━━ RECORDS TO USE

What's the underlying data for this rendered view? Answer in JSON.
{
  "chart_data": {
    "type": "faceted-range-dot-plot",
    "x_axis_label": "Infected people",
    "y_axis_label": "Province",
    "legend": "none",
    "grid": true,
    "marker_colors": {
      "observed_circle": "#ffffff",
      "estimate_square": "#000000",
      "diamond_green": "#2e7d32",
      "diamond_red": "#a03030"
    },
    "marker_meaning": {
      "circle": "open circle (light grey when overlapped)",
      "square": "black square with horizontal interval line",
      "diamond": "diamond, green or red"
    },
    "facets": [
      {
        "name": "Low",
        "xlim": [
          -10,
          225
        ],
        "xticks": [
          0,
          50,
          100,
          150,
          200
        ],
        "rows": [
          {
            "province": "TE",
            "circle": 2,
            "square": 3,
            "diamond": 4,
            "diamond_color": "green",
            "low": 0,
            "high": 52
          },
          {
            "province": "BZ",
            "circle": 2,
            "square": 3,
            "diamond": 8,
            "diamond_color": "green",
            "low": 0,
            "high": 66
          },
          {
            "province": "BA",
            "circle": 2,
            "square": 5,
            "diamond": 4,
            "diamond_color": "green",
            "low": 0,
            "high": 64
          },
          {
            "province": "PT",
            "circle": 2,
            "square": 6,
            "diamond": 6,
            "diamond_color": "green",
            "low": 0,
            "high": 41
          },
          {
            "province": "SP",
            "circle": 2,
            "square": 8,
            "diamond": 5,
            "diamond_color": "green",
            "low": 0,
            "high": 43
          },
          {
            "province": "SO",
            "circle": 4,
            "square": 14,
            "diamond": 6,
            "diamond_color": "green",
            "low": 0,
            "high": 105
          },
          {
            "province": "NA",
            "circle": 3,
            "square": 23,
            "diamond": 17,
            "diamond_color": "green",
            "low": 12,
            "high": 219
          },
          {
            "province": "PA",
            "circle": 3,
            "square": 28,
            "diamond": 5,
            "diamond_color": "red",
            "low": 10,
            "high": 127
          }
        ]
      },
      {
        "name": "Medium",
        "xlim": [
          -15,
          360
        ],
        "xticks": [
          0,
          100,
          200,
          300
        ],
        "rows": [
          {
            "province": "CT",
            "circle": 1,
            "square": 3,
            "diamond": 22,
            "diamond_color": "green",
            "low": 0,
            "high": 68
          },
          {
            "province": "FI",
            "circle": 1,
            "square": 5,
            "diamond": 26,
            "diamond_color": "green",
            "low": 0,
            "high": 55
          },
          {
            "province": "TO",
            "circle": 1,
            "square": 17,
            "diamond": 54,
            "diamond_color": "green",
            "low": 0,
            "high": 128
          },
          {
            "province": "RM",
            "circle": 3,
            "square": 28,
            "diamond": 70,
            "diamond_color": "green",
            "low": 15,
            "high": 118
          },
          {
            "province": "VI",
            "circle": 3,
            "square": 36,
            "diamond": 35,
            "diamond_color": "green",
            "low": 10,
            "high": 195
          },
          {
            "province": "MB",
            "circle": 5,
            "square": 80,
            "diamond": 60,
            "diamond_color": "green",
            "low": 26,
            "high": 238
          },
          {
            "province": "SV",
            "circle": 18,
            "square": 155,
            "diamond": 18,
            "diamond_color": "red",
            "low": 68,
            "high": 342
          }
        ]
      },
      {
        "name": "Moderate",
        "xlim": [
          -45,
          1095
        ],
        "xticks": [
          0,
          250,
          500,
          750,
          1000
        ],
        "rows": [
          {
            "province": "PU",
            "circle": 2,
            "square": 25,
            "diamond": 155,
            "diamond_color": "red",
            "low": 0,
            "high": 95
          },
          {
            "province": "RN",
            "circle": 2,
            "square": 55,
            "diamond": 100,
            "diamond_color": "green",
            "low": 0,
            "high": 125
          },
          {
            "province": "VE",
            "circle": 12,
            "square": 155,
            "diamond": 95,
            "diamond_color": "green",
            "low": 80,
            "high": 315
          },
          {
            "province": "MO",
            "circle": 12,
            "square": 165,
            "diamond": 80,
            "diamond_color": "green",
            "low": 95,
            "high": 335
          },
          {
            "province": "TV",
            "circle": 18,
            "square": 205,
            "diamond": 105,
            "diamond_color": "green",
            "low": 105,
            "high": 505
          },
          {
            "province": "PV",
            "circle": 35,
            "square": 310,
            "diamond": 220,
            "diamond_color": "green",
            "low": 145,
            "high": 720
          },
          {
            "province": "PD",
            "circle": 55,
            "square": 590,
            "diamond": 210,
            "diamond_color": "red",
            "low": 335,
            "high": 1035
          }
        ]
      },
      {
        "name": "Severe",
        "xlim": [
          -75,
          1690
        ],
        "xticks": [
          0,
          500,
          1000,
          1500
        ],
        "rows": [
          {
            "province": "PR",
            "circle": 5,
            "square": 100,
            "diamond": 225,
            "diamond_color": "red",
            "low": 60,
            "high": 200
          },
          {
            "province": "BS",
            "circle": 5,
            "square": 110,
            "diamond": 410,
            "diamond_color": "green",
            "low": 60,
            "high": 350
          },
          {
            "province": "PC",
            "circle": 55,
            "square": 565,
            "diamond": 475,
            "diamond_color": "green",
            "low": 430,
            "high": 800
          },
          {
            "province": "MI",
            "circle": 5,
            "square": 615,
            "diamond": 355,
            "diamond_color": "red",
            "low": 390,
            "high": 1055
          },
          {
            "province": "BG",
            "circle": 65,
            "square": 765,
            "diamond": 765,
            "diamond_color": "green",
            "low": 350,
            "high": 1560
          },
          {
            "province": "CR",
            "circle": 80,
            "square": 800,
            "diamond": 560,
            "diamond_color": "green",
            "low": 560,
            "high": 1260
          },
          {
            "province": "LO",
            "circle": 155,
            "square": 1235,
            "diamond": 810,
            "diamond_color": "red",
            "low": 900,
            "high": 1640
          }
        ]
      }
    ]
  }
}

━━━━

# [WHAT THE EXERCISE ASKS]
Using the entries above, tally how many lines have the word "name" in them; write the number and nothing more.

# [PROBLEM SOLUTION]
4